_EXCERPT TO READ_
--------------------

It was full of noise. You could hear him talking in the background. It was real sloppy. He had spent all this time making the album, and zip—dubbed it down in one day or something like that. [When we said something to him about it] he took it back and mixed it properly. I think a lot of times, beautiful orchestrated stuff or parts got lost in his mixes.
On April 13, 1966, the album's final vocal overdubbing session, for "Here Today", concluded a ten-month-long recording period that had begun with "Sloop John B" in July 1965. The album was mixed three days later in a single nine-hour session.[nb 35] Most of the session was spent mixing down the vocals to fit with the instrumentals, which had already been locked into one mono track. The album's original mono master ultimately featured many technical flaws that contrast the refined arrangements and performances. One of the most prominent examples occurs in "Wouldn't It Be Nice", where an audible tape splice is heard between the chorus and Mike Love's vocal entrance in the bridge. A similar anomaly is heard in the instrumental break of "Here Today", where a distant conversation was accidentally captured during a vocal overdub. In David Leaf's view, "It's not sloppy recording, it's part of the music."
A true stereophonic mix of Pet Sounds was not considered in 1966 largely because of mixing logistics. In spite of whether a true stereo mix was possible, Wilson intentionally mixed the final version of his recordings in mono (as did Spector). He did this because he felt that mono mastering provided more sonic control over the final result, irrespective of the vagaries of speaker placement and sound system quality.[nb 36] Another and more personal reason for Brian's preference for mono was his almost total deafness in his right ear. At the end, the total cost of production amounted to a then-unheard of $70,000 (equivalent to $560,000 in 2020).
"Wouldn't It Be Nice"Edit
"Wouldn't It Be Nice" describes a young couple fantasizing about the romantic freedom they would earn as adults. Journalist Nick Kent felt that, although Wilson had captured similar "teen angst dialogue" with "We'll Run Away" two years before: "This time [he] was out to eclipse these previous sonic soap operas, to transform the subject's sappy sentiments with a God-like grace so that the song would become a veritable pocket symphony." Asher said that it was the only song on the album in which he wrote words to a melody that Brian had already finalized.

--------------------

_DATASET RECORDS_
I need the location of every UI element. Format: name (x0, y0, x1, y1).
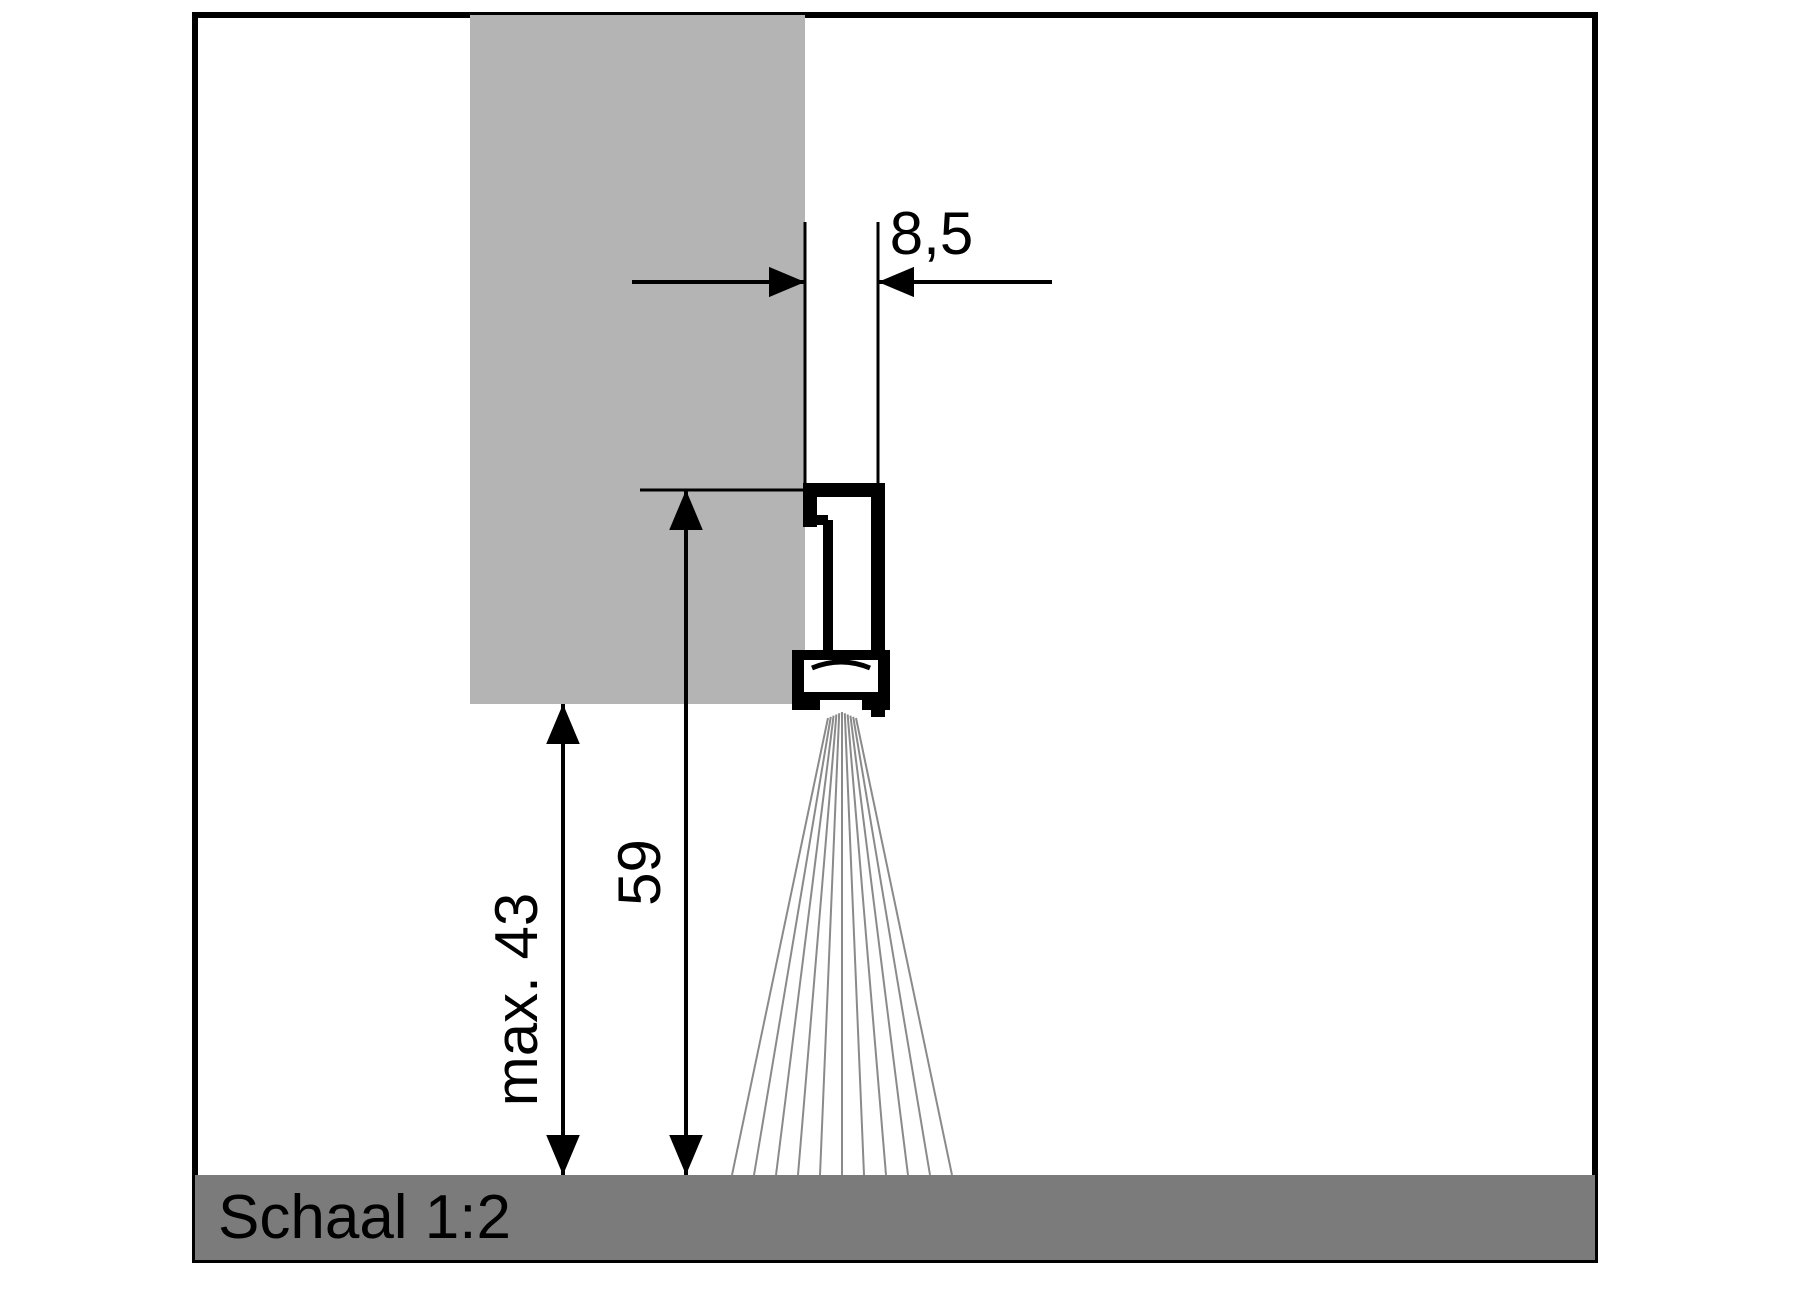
diagram-svg: 8,5 59 max. 43 Schaal 1:2 (0, 0, 1794, 1300)
dimension-8-5-label: 8,5 (890, 200, 973, 267)
figure-container: { "type": "engineering-section-diagram",… (0, 0, 1794, 1300)
dimension-max43-label: max. 43 (483, 893, 550, 1106)
dimension-59-label: 59 (606, 839, 673, 906)
door-panel (470, 15, 805, 704)
scale-label: Schaal 1:2 (218, 1183, 511, 1252)
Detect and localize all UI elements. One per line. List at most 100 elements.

--------------------

_TO BE DONE_
a. According to the Pet Sounds excerpt, how long was the single session in which the album was mixed?
b. Say whether each statement agrees with the Pet Sounds excerpt, answering yes or no and quoting the words that decide it: (i) The album's final vocal overdubbing session was for "Sloop John B." (ii) Wilson mixed the final version of his recordings in mono on purpose. (iii) Asher wrote words to melodies Brian had already finalized for several songs on the album.
The material isn't needed here.

_SOLVED TASKS_
a. Nine hours.

b.
(i) No: "the album's final vocal overdubbing session, for "Here Today""
(ii) Yes: "Wilson intentionally mixed the final version of his recordings in mono"
(iii) No: "it was the only song on the album in which he wrote words to a melody that Brian had already finalized"